§ SUPPLIED DATA
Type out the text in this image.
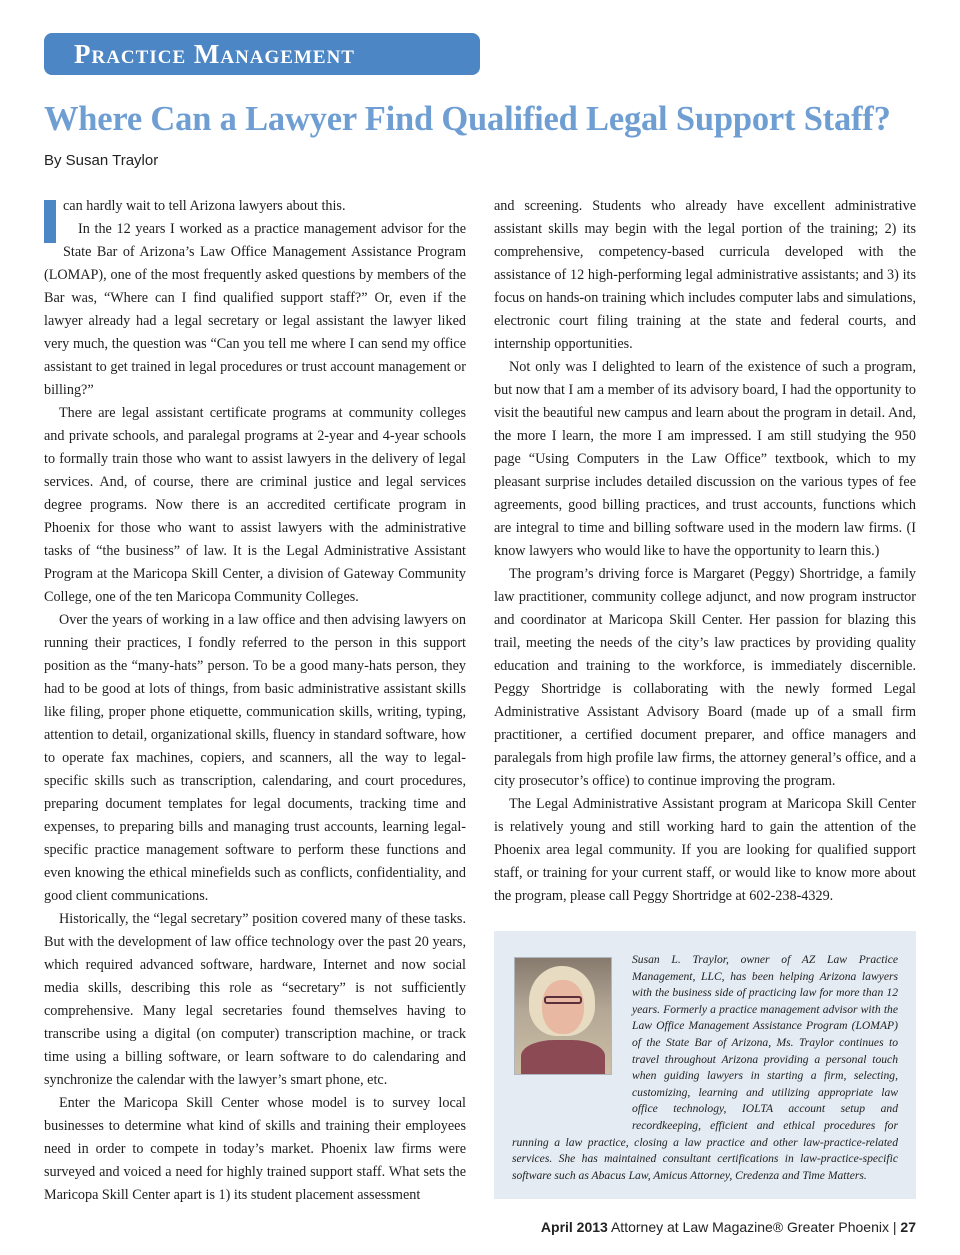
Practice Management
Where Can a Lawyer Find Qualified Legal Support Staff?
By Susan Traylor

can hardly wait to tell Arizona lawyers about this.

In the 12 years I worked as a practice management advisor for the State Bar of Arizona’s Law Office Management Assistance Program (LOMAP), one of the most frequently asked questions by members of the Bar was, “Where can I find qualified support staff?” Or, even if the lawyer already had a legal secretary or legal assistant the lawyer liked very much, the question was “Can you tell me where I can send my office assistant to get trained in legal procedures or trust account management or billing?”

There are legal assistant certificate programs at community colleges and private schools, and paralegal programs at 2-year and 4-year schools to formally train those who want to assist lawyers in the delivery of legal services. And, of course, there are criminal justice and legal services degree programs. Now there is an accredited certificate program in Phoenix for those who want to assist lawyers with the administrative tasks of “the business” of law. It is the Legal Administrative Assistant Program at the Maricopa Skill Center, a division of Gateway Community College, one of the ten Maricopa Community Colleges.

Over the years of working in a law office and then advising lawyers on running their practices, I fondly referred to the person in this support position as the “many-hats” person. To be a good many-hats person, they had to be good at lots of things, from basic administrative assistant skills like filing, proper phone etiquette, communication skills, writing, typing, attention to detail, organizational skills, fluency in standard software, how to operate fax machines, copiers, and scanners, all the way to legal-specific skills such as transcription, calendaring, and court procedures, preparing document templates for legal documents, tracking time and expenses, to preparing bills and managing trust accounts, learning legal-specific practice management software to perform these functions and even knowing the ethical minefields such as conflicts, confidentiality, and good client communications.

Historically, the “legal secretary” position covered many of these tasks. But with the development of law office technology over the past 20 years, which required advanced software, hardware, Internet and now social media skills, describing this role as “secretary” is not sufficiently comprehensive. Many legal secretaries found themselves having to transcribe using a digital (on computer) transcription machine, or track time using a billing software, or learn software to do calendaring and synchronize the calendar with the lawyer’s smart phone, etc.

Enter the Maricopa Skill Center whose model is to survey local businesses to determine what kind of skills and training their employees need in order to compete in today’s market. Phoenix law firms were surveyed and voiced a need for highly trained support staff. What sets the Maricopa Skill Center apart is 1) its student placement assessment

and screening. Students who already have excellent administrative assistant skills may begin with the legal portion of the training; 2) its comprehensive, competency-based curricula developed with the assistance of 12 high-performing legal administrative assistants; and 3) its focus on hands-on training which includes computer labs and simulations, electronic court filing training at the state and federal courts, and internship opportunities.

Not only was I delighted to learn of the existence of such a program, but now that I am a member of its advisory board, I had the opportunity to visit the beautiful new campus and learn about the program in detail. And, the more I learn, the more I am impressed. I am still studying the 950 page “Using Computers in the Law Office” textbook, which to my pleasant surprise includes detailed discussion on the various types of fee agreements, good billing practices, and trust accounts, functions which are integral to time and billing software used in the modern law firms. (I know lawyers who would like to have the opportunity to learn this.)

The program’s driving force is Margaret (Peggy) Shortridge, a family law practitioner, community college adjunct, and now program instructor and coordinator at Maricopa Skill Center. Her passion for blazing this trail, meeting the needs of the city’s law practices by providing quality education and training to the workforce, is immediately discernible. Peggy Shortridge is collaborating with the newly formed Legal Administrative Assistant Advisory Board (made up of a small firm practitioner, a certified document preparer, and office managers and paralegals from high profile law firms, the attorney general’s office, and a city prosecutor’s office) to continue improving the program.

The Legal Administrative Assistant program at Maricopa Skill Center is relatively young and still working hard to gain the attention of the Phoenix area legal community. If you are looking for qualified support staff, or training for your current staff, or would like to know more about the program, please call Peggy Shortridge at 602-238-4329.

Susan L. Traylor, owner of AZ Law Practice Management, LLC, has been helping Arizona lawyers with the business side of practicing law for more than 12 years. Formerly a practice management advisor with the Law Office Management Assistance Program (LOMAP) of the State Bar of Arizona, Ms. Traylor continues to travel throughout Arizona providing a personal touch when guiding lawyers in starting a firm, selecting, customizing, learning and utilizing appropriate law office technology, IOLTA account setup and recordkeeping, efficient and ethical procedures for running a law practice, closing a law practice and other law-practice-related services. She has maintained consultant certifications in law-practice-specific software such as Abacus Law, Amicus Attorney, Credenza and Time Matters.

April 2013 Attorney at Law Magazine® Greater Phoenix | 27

§ WRITTEN EXERCISE
Go over the records above and tally the lines with the word "tasks" in them. Give the number alone.

§ COMPLETED TASK
2